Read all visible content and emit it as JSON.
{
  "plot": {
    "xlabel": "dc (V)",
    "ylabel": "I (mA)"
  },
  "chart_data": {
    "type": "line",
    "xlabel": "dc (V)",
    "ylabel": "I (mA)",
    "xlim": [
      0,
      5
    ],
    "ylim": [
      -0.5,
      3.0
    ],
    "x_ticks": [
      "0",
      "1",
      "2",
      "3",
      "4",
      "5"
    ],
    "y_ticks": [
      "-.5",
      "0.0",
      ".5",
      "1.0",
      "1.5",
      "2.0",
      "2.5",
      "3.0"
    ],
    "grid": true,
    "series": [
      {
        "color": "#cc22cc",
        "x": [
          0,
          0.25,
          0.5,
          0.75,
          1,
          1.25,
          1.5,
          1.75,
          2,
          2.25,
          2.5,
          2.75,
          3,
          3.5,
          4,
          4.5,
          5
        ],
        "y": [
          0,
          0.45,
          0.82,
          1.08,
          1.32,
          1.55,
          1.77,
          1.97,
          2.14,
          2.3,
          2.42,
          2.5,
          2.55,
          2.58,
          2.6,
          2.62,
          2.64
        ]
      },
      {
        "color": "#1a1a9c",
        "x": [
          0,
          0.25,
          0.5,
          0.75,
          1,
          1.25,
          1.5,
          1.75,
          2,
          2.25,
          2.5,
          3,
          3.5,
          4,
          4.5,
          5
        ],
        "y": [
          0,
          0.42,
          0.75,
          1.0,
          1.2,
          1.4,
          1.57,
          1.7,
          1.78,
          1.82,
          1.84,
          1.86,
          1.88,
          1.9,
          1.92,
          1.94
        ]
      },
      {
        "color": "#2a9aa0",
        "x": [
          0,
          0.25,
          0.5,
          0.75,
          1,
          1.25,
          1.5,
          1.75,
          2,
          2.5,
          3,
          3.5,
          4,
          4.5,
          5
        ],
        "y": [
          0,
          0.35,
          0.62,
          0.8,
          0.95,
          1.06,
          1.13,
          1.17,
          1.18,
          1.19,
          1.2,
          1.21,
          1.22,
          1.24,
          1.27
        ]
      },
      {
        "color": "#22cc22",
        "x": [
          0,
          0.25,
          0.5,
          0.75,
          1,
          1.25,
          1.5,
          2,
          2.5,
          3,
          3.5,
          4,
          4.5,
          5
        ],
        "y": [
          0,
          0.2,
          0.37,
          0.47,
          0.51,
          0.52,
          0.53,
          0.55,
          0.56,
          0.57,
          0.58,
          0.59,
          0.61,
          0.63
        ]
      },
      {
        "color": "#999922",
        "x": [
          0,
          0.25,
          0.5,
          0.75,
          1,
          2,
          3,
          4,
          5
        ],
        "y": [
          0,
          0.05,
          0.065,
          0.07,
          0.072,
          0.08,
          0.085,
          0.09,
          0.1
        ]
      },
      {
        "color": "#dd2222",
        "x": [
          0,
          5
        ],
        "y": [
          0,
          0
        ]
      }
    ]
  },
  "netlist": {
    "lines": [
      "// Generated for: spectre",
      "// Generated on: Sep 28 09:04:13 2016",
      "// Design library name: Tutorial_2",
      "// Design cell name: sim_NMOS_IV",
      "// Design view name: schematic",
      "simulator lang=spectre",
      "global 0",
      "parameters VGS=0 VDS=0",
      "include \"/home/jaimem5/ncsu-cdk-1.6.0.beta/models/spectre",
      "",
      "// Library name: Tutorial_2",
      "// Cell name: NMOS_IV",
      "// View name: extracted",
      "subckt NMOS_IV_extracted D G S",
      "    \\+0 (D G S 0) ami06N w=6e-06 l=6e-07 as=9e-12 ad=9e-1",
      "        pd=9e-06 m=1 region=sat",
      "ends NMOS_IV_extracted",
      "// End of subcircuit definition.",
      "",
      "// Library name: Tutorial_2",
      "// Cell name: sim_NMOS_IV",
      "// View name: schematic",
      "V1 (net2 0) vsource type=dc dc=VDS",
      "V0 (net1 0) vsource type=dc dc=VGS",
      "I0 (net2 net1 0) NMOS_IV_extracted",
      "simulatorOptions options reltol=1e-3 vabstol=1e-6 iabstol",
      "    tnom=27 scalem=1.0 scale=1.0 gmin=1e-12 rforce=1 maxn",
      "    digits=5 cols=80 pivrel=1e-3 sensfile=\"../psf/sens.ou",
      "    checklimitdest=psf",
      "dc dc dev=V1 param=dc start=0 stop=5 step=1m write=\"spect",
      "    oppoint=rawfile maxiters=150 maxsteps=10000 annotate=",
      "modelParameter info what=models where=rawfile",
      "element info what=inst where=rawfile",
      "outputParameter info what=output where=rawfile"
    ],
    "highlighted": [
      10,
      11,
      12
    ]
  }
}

* [Prompt]: Take each line containing the string "spectre" and copy it out.

* [Result]:
      "// Generated for: spectre",
      "simulator lang=spectre",
      "include \"/home/jaimem5/ncsu-cdk-1.6.0.beta/models/spectre",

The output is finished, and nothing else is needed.